Esta espécie, única do género Calluna, pertence à família das Ericaceae, e também é conhecida pelos nomes vulgares de Torga, Queiró, Queiroga, entre outros. 

Urze. Foto: Sannse/WikiCommons

A sua designação científica apresenta alguma curiosidade. O género Calluna surge do grego – Kallunein – que significa “varrer” e que está associado ao tradicional uso de vassouras artesanais e vulgaris, do latim, que indica que se trata de uma planta comum.

A urze é um pequeno arbusto perene, que pode chegar aos 40 anos de idade. De crescimento reduzido, pode atingir 20 a 100 cm de altura e formar pequenos tufos densos e coloridos. Bastante ramificada desde a base, os seus ramos crescem na vertical, apresentando tons amarelos e avermelhados. As raízes ramificam profundamente, garantindo um bom suporte e sustentação. Com o decorrer dos anos as raízes tornam-se grossas, lenhosas e retorcidas.

As folhas persistentes e muito pequenas, ligeiramente pubescentes, são verdes durante todo o ano. No entanto durante o inverno, as folhas envelhecidas que permanecem na planta, podem apresentar tons de bronze, prata, amarelo, laranja, púrpura e vermelho. Os frutos são pequenas cápsulas, redondas, com cerca de 2 mm de diâmetro e com numerosas sementes no seu interior.

As flores, de tons rosa, púrpura e lilás, surgem no outono numa tela colorida muito especial, atraindo inúmeros polinizadores. A diversidade de insectos que visitam esta planta é notável, incluindo as abelhas, moscas, borboletas noturnas e diurnas. Da atração das abelhas, pelas suas flores ricas em néctar, resulta um mel rico e escuro, descrito como sendo um mel perfumado, com odor a caramelo, doce e com um travo ligeiramente amargo. 

A urze em Portugal

Esta é uma espécie nativa da Europa e norte de África. Em Portugal ocorre um pouco por todo o território, incluindo nos arquipélagos da Madeira e dos Açores.

Urze. Foto: Bjorn S./WikiCommons

É frequente encontrar esta espécie associada a outras comunidades vegetais nativas que partilham os mesmos requisitos, e que se conseguem regenerar após a passagem de um incêndio florestal, nomeadamente estevas, rosmaninhos, giestas, tojos, carquejas e outras urzes.

Desenvolve-se em solos pobres em nutrientes, bem drenados, preferencialmente com pH ácido. Prefere uma boa exposição solar, no entanto suporta bem o ensombramento.

================

_TAREFAS A REALIZAR_
1) Edite o texto sobre a urze, começando em "Urze. Foto: Bjorn" e seguindo até "bem o ensombramento.", com "solos" substituído por "terrenos".
2) Responda às perguntas seguintes com base no texto sobre a urze.
(a) Até que idade pode chegar a urze?
(b) Em que estação do ano surgem as flores da urze?
(c) Que pH do solo é preferido pela urze?
3) Dê continuidade ao texto sobre a urze a partir da última frase apresentada.

_ENTRADAS FORNECIDAS_

================

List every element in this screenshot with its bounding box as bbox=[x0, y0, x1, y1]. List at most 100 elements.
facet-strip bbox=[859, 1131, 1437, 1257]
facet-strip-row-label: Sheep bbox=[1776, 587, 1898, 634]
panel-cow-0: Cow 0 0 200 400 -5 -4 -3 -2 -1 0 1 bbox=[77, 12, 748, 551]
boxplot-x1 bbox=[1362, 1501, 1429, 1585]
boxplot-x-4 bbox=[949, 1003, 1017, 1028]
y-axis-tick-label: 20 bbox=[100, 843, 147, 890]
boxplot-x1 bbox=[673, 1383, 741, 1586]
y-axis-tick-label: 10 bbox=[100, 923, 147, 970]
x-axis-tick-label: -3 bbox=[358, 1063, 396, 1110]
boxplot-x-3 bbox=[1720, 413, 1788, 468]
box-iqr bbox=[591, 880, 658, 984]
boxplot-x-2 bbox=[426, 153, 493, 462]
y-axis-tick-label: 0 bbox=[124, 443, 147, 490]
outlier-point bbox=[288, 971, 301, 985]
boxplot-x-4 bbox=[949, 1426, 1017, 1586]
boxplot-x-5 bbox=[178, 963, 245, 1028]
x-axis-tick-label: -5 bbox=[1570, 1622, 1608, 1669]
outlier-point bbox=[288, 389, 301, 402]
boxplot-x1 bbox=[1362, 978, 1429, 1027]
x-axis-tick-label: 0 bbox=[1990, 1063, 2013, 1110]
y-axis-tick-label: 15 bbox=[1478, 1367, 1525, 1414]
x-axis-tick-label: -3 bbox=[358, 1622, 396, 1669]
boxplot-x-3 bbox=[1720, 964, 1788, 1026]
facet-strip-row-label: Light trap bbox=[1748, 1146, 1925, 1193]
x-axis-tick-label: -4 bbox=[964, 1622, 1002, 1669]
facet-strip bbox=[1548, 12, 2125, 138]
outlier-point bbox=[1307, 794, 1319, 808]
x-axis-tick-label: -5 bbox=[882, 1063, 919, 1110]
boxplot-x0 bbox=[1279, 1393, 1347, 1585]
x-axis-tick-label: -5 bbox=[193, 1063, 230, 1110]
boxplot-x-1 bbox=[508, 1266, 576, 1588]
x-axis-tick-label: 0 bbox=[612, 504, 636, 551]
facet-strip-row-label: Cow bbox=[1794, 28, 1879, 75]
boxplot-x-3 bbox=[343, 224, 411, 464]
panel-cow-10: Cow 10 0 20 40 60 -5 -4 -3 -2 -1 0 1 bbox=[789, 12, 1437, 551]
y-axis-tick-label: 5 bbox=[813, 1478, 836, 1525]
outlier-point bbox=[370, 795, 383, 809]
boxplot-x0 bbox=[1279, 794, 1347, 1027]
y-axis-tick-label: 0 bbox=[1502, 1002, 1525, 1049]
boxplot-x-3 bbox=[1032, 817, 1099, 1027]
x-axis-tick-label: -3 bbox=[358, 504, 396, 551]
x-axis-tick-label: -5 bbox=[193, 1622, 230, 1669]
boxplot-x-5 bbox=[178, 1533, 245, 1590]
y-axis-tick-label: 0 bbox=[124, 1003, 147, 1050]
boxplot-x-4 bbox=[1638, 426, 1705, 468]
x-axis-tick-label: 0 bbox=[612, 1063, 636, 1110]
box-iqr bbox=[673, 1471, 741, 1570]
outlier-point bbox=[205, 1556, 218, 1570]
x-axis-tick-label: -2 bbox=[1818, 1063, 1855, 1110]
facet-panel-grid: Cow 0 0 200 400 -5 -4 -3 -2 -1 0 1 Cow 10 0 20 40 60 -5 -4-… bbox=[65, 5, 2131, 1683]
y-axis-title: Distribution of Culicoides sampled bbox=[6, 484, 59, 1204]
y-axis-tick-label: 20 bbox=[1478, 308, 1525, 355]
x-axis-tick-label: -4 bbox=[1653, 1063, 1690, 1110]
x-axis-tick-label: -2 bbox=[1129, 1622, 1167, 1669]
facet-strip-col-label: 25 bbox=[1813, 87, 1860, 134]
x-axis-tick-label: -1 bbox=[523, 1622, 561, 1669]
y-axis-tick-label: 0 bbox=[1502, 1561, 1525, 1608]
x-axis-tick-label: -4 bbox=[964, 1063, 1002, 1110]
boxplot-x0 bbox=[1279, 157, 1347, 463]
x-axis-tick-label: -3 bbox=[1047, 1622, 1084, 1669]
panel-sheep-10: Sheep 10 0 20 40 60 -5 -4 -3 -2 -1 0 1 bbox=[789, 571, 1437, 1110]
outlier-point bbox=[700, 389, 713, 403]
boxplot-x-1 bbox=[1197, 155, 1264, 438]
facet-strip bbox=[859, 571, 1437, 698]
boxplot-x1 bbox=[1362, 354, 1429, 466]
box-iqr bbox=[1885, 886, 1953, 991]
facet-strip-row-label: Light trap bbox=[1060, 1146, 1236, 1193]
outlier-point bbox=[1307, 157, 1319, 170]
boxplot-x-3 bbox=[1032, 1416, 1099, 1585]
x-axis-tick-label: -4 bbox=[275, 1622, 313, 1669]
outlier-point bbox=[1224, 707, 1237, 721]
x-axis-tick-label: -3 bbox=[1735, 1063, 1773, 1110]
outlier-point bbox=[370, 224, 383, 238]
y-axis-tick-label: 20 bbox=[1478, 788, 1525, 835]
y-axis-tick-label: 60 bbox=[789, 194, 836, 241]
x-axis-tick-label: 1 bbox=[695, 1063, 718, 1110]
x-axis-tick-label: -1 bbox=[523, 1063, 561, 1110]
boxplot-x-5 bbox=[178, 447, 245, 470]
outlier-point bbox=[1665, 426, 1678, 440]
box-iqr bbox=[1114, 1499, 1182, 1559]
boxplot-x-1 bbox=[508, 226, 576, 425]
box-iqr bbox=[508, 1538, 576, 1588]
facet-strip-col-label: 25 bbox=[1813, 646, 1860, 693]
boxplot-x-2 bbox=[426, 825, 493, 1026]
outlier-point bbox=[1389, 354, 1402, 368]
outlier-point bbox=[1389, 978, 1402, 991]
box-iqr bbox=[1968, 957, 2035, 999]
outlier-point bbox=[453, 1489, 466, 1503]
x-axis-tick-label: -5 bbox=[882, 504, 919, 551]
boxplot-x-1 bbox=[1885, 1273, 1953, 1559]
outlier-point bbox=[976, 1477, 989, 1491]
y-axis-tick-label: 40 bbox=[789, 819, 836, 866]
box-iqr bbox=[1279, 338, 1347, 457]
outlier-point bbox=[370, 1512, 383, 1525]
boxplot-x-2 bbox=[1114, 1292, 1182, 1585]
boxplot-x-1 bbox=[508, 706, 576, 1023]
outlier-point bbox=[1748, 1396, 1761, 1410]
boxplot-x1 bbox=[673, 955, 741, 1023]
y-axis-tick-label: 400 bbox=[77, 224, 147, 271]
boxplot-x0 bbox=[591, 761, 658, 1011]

================

_RESPOSTAS ESCRITAS_
1)
Urze. Foto: Bjorn S./WikiCommons

É frequente encontrar esta espécie associada a outras comunidades vegetais nativas que partilham os mesmos requisitos, e que se conseguem regenerar após a passagem de um incêndio florestal, nomeadamente estevas, rosmaninhos, giestas, tojos, carquejas e outras urzes.

Desenvolve-se em terrenos pobres em nutrientes, bem drenados, preferencialmente com pH ácido. Prefere uma boa exposição solar, no entanto suporta bem o ensombramento.

2)
(a) Até aos 40 anos.
(b) No outono.
(c) Um pH ácido.

3)
Pode encontrar-se em zonas de mato, bosques degradados e em clareiras de pinhais e sobreirais. É importante na recuperação de solos secos, pobres e degradados.

Este pequeno arbusto, bastante resistente, não requer muitos cuidados. Do ponto de vista ornamental aconselha-se uma poda anual de Inverno para limpeza de flores, folhas e ramos secos e manter a conformação da copa.

Esta planta foi muito aproveitada pelas populações mais pobres do interior do país para inúmeros fins. Os seus ramos eram utilizados para o fabrico de vassouras e escovas artesanais. Das raízes e da madeira obtinha-se carvão de elevada qualidade. Tradicionalmente tinha ainda aplicações medicinais e era utilizada como aromatizante de vinhos e cerveja. Chegou a ser utilizada para tingir lã e cabedais com a tinta e corantes artesanais que se extraiam dos seus ramos e raízes, conferindo um tom amarelo aos tecidos. 

Atualmente, muitas destas aplicações continuam a verificar-se em alguns meios rurais. Mas são as propriedades melíferas e o interesse ornamental que apresenta que a tornam uma espécie muito procurada. As suas raízes mais grossas são utilizadas no fabrico de cachimbos, instrumentos de sopro e outros objetos mais artísticos.

Erica ou Calluna  

Urze também é o nome vulgar dado a outras espécies do género Erica, estando esse nome muitas vezes relacionado com a diversidade de cores que as flores apresentam e com a utilidade que lhes é dada. Ao contrário da urze (Calluna vulgaris) as espécies do género Erica florescem na primavera e no verão.

Urze. Foto: Joan Simon/WikiCommons

Curiosamente, a comercialização e plantação da urze (Calluna vulgaris) está proibida em alguns territórios onde foi introduzida (como por exemplo em algumas regiões da Austrália e da Nova Zelândia). Como acontece com algumas espécies exóticas em Portugal, a urze apresenta características invasoras nesses territórios, tornando-se um caso problemático, comprometendo o desenvolvimento das plantas nativas dessas regiões.